What the exercise asks — Print the records below word for word, but leave out the pictures.

Extracted data entries:
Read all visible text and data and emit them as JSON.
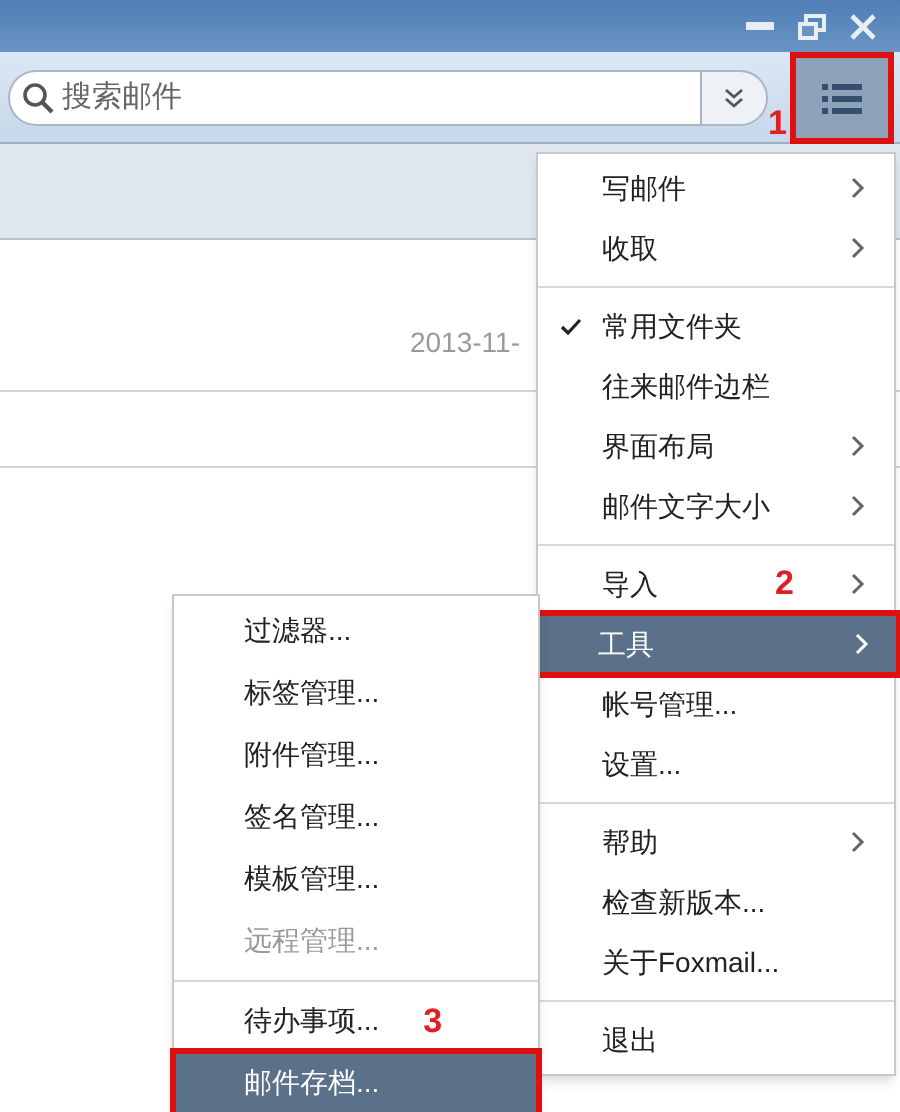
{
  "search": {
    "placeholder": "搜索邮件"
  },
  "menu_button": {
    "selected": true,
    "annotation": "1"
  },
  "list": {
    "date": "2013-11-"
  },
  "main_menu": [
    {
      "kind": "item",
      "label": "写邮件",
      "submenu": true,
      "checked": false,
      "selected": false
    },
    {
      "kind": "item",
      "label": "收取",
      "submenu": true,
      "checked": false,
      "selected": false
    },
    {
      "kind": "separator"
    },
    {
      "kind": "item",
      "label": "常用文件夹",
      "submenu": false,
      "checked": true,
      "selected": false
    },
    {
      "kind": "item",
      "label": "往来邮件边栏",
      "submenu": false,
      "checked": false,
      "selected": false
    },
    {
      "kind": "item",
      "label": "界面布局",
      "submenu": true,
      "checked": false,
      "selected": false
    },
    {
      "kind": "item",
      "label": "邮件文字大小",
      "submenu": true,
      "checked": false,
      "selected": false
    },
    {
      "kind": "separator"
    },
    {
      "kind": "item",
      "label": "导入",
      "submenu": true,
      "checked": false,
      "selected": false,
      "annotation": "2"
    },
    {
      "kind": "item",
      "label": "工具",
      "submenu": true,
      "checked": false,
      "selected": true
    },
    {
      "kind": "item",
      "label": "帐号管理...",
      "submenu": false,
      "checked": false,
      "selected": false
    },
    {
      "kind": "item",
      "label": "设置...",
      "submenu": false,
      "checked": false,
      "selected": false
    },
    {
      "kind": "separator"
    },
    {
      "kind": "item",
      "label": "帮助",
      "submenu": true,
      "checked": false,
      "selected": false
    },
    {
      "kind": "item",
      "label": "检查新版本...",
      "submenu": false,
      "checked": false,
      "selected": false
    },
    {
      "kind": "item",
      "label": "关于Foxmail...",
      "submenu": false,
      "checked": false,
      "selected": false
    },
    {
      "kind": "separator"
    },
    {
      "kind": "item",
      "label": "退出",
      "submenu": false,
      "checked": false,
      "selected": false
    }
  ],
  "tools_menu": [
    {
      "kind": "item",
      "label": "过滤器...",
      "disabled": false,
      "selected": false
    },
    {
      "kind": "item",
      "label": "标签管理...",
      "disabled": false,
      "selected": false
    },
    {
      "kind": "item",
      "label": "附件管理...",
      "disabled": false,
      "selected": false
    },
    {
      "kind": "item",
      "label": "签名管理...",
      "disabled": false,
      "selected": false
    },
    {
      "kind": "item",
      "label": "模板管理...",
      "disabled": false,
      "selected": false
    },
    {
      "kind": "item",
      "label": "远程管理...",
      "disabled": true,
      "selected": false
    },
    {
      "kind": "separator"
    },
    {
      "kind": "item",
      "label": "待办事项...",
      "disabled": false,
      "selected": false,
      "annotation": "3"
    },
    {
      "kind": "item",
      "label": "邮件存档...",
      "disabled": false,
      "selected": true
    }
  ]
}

Response to the exercise —
Read all visible text and data and emit them as JSON.
{
  "search": {
    "placeholder": "搜索邮件"
  },
  "menu_button": {
    "selected": true,
    "annotation": "1"
  },
  "list": {
    "date": "2013-11-"
  },
  "main_menu": [
    {
      "kind": "item",
      "label": "写邮件",
      "submenu": true,
      "checked": false,
      "selected": false
    },
    {
      "kind": "item",
      "label": "收取",
      "submenu": true,
      "checked": false,
      "selected": false
    },
    {
      "kind": "separator"
    },
    {
      "kind": "item",
      "label": "常用文件夹",
      "submenu": false,
      "checked": true,
      "selected": false
    },
    {
      "kind": "item",
      "label": "往来邮件边栏",
      "submenu": false,
      "checked": false,
      "selected": false
    },
    {
      "kind": "item",
      "label": "界面布局",
      "submenu": true,
      "checked": false,
      "selected": false
    },
    {
      "kind": "item",
      "label": "邮件文字大小",
      "submenu": true,
      "checked": false,
      "selected": false
    },
    {
      "kind": "separator"
    },
    {
      "kind": "item",
      "label": "导入",
      "submenu": true,
      "checked": false,
      "selected": false,
      "annotation": "2"
    },
    {
      "kind": "item",
      "label": "工具",
      "submenu": true,
      "checked": false,
      "selected": true
    },
    {
      "kind": "item",
      "label": "帐号管理...",
      "submenu": false,
      "checked": false,
      "selected": false
    },
    {
      "kind": "item",
      "label": "设置...",
      "submenu": false,
      "checked": false,
      "selected": false
    },
    {
      "kind": "separator"
    },
    {
      "kind": "item",
      "label": "帮助",
      "submenu": true,
      "checked": false,
      "selected": false
    },
    {
      "kind": "item",
      "label": "检查新版本...",
      "submenu": false,
      "checked": false,
      "selected": false
    },
    {
      "kind": "item",
      "label": "关于Foxmail...",
      "submenu": false,
      "checked": false,
      "selected": false
    },
    {
      "kind": "separator"
    },
    {
      "kind": "item",
      "label": "退出",
      "submenu": false,
      "checked": false,
      "selected": false
    }
  ],
  "tools_menu": [
    {
      "kind": "item",
      "label": "过滤器...",
      "disabled": false,
      "selected": false
    },
    {
      "kind": "item",
      "label": "标签管理...",
      "disabled": false,
      "selected": false
    },
    {
      "kind": "item",
      "label": "附件管理...",
      "disabled": false,
      "selected": false
    },
    {
      "kind": "item",
      "label": "签名管理...",
      "disabled": false,
      "selected": false
    },
    {
      "kind": "item",
      "label": "模板管理...",
      "disabled": false,
      "selected": false
    },
    {
      "kind": "item",
      "label": "远程管理...",
      "disabled": true,
      "selected": false
    },
    {
      "kind": "separator"
    },
    {
      "kind": "item",
      "label": "待办事项...",
      "disabled": false,
      "selected": false,
      "annotation": "3"
    },
    {
      "kind": "item",
      "label": "邮件存档...",
      "disabled": false,
      "selected": true
    }
  ]
}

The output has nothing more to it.